--- begin ---
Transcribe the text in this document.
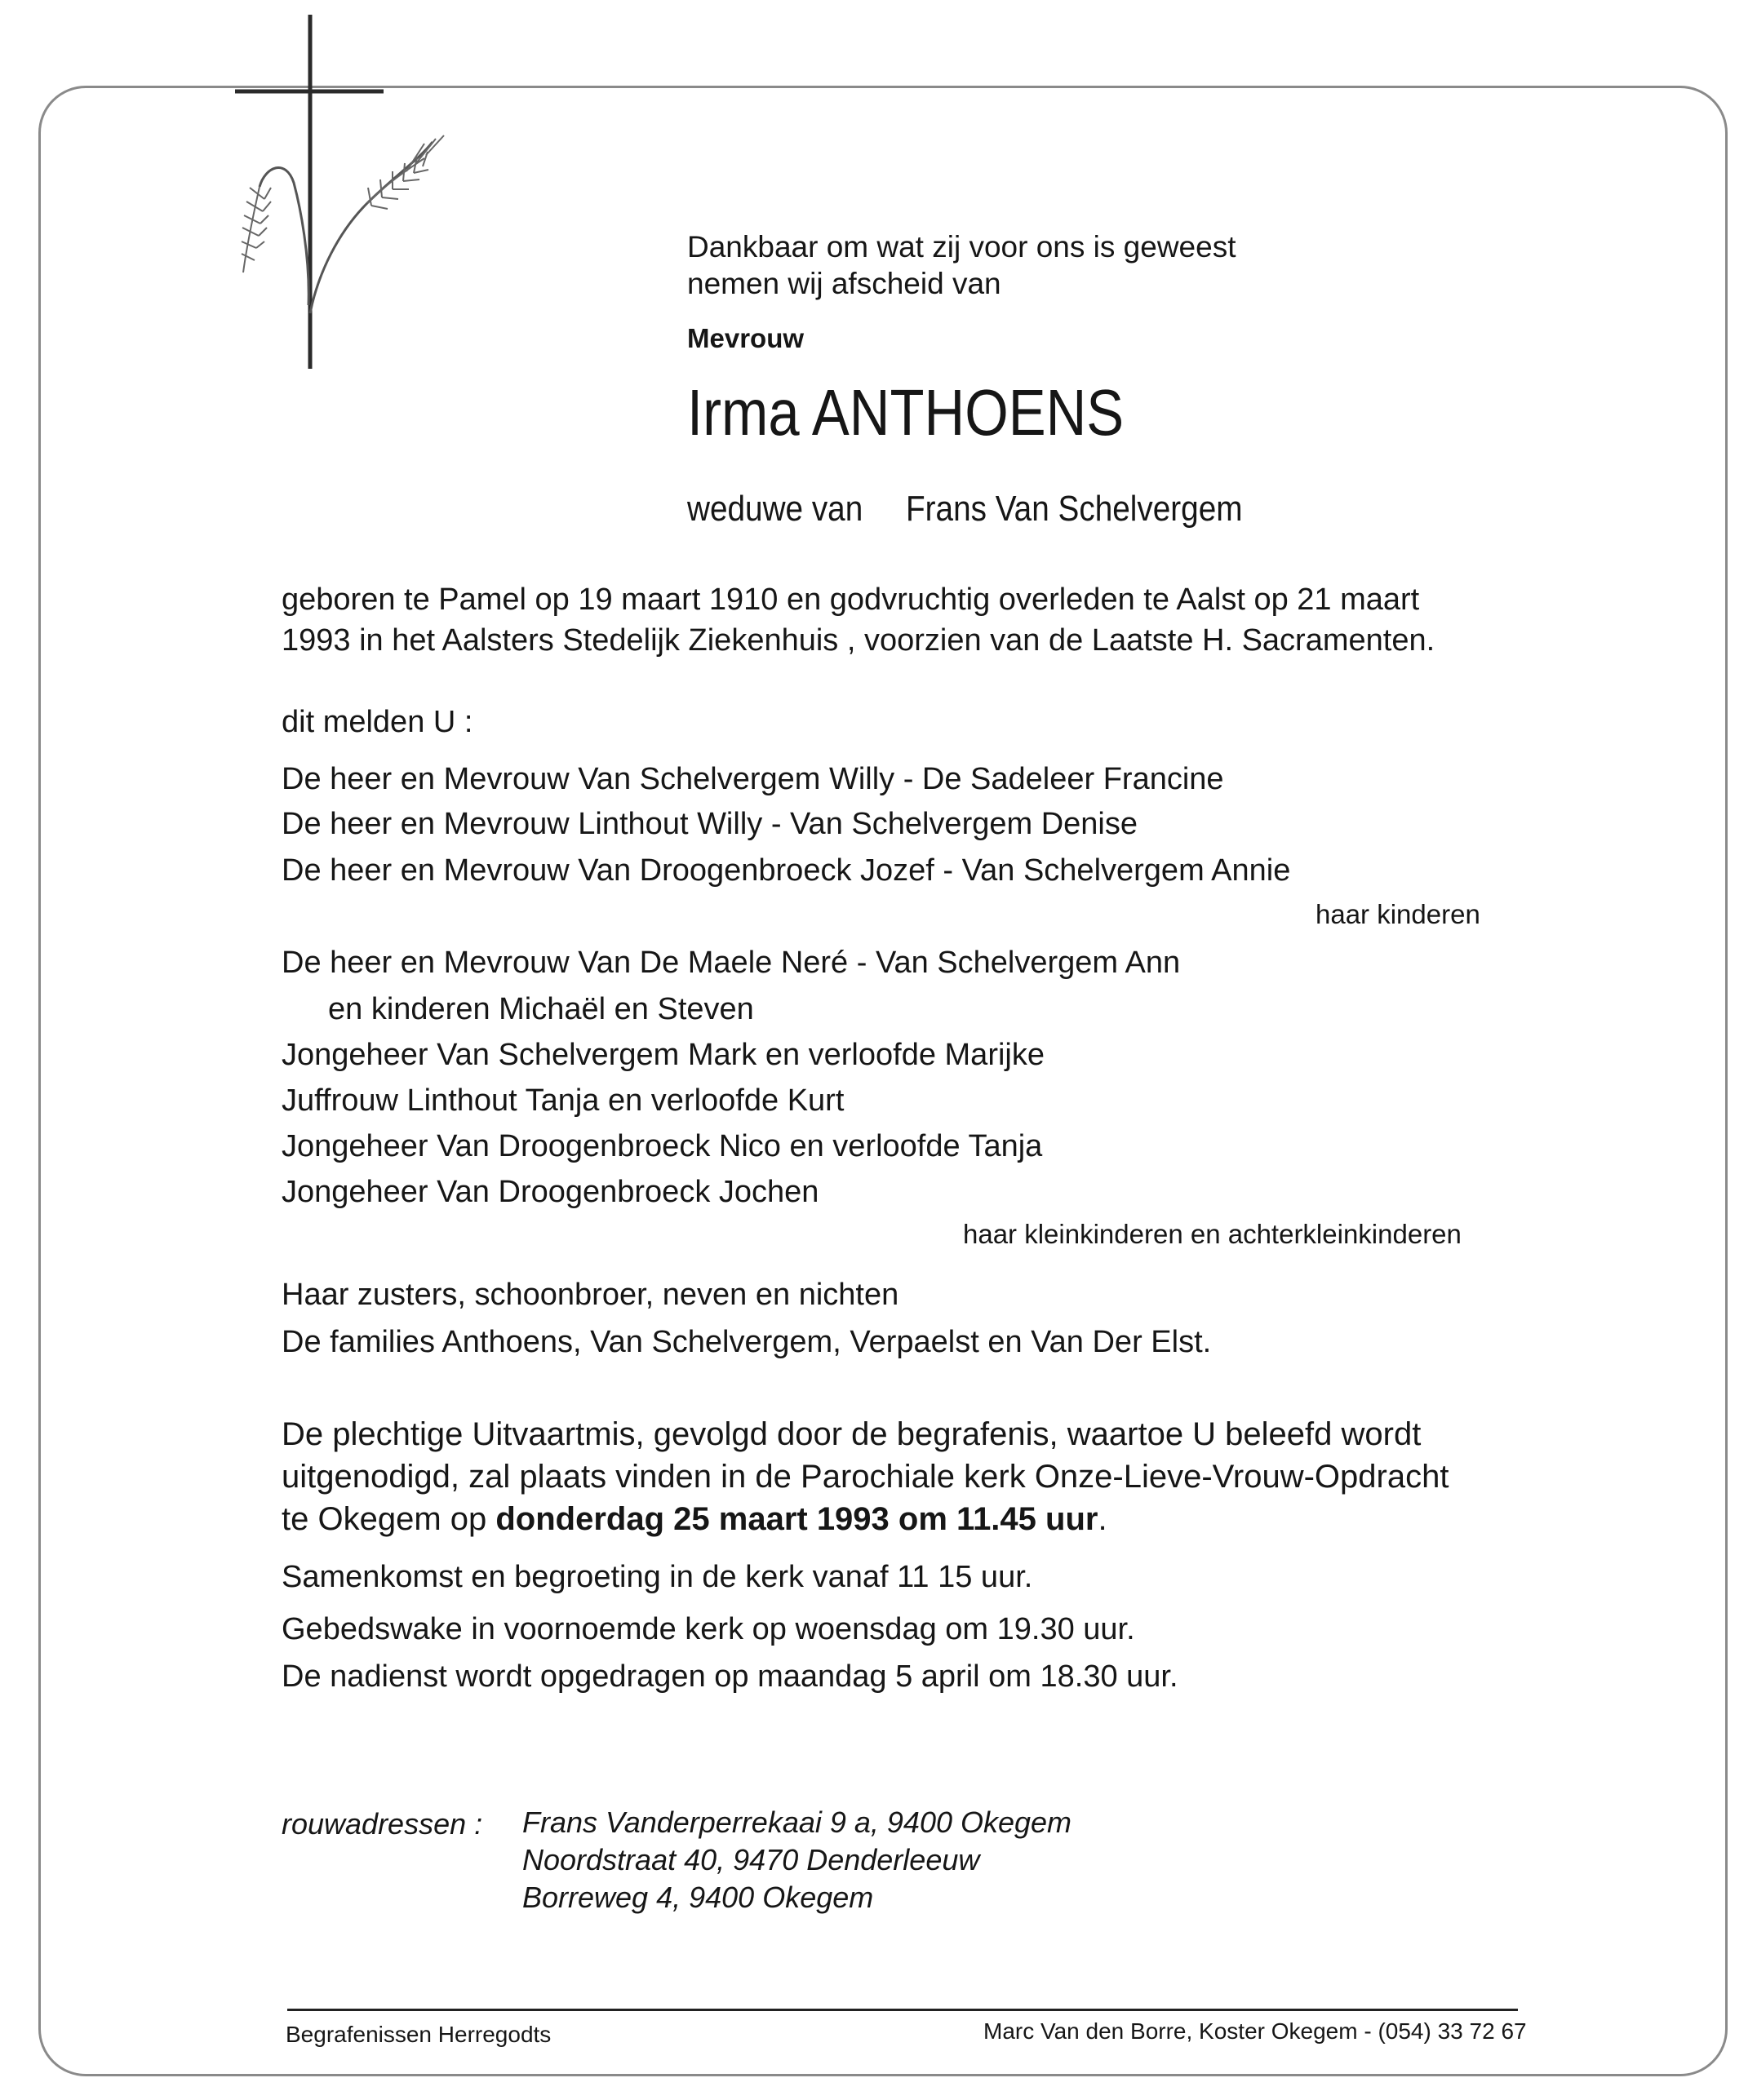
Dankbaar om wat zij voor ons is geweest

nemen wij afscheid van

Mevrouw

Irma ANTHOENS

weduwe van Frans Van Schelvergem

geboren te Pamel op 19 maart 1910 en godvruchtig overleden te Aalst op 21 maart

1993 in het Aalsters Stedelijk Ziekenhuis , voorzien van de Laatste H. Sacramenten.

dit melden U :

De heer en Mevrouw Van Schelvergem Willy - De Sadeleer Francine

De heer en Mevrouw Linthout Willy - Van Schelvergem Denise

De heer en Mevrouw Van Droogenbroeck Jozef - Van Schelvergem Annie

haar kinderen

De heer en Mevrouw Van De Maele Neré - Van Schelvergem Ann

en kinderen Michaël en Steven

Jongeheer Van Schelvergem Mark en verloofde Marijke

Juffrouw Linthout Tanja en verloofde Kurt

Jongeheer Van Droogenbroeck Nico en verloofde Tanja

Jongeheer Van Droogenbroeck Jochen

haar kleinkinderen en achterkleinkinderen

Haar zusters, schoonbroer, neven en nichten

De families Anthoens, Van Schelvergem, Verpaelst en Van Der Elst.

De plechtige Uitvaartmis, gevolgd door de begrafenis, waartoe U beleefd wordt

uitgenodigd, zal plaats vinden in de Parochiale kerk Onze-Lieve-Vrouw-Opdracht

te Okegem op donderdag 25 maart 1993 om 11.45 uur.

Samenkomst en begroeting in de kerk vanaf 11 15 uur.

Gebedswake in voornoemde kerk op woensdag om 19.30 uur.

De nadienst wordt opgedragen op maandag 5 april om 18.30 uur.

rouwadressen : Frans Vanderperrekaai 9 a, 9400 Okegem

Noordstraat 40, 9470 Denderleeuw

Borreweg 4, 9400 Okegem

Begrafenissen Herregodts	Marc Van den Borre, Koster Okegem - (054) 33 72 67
--- end ---
--- begin ---
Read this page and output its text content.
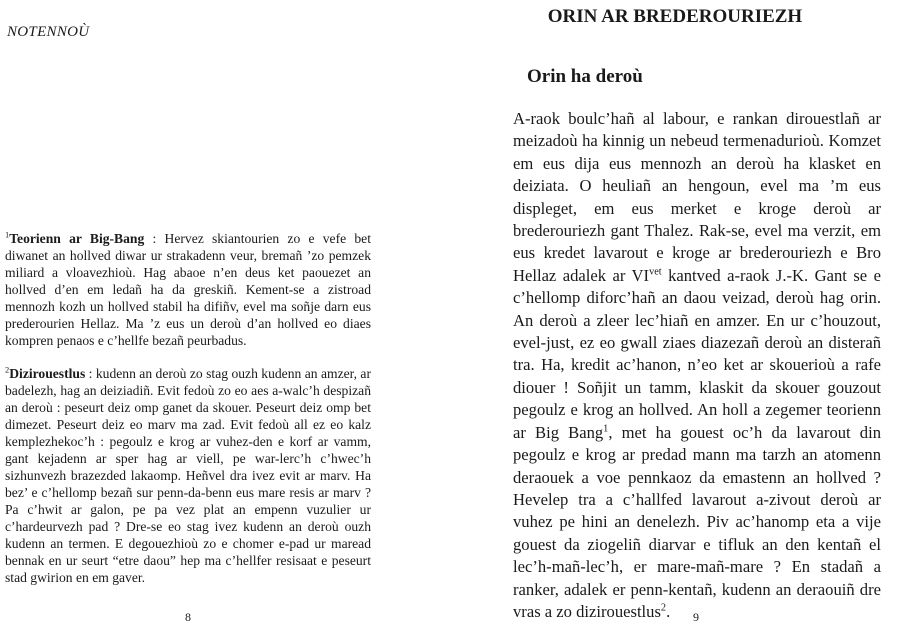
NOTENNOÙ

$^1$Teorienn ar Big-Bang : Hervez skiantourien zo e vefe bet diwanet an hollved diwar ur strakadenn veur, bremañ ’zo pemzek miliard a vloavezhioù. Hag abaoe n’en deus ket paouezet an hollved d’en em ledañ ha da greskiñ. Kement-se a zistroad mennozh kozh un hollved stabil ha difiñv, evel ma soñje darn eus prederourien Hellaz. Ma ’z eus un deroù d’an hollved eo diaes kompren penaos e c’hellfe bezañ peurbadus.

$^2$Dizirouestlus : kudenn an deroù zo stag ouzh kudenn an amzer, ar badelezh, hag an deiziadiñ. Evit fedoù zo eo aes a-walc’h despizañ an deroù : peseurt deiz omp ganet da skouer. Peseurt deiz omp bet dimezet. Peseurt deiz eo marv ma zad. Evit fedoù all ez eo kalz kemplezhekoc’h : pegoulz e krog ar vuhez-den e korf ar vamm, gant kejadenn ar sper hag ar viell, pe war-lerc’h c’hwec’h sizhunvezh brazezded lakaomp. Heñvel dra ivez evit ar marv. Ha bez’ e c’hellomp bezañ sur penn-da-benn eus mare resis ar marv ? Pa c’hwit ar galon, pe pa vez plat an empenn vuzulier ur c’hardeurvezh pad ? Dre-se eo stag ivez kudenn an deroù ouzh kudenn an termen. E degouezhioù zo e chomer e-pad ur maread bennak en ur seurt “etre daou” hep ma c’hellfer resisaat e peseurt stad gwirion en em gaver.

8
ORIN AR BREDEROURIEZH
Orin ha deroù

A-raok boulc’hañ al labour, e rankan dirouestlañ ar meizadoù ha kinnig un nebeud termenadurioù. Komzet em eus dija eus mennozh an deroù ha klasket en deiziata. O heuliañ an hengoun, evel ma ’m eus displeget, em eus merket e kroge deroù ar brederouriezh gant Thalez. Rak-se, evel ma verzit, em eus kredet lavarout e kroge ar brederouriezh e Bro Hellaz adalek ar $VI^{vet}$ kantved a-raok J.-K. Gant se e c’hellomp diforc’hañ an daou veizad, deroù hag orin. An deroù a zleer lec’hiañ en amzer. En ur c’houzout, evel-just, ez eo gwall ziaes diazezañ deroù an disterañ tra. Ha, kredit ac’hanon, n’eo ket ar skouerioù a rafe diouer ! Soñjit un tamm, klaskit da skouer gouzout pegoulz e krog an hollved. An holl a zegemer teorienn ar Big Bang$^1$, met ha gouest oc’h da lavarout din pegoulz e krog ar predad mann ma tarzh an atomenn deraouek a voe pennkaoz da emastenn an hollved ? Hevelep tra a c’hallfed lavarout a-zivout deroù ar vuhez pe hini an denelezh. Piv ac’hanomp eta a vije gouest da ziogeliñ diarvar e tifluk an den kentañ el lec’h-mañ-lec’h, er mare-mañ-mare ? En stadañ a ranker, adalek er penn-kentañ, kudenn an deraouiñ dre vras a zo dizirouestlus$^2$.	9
--- end ---
- **SET EXERCISE**
Examine the data above and state how many of its lines contain the word "Willy", with no further remarks.

- **OUTPUT**
2